DO THIS
Scan the listing below. Report each line that includes "file".

INFORMATION SHOWN
--- BEGIN ---

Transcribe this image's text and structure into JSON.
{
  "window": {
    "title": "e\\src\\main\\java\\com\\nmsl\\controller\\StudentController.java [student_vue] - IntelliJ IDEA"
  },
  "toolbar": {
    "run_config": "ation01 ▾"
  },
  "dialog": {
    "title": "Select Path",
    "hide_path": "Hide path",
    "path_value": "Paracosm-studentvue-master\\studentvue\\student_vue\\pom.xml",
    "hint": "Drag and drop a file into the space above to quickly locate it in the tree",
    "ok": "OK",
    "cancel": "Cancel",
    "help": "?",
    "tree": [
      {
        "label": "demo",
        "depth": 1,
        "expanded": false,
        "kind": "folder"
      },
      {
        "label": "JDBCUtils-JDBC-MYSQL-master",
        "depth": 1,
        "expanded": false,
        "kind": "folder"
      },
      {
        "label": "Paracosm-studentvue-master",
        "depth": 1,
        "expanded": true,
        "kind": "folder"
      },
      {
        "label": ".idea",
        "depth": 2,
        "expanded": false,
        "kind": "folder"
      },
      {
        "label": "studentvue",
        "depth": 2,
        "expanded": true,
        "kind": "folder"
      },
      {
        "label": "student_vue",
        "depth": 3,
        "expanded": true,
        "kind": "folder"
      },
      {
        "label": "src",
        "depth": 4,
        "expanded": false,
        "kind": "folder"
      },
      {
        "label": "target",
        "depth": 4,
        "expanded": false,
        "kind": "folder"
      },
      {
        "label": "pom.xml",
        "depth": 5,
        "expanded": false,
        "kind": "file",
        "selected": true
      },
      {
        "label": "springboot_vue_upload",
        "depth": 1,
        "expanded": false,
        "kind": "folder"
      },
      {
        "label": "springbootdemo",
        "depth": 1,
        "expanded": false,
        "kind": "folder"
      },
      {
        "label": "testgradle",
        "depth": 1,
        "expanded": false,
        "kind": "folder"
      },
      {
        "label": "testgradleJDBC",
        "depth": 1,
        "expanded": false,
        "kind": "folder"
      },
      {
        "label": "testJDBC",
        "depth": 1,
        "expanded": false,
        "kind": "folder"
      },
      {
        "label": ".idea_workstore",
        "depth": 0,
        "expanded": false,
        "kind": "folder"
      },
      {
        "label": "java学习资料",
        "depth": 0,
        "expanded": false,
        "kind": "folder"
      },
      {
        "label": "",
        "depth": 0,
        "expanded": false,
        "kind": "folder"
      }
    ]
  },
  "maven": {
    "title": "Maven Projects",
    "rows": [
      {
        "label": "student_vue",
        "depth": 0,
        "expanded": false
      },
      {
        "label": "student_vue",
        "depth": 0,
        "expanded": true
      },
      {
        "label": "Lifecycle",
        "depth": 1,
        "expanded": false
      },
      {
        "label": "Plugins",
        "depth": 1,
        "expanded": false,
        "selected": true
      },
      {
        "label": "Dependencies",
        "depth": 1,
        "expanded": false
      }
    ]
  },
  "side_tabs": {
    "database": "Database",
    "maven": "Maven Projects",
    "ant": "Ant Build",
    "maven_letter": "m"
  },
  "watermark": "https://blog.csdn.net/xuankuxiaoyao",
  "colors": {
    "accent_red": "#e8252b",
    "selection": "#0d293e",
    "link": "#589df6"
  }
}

--- END ---

THE REPLY
    "hint": "Drag and drop a file into the space above to quickly locate it in the tree",
        "kind": "file",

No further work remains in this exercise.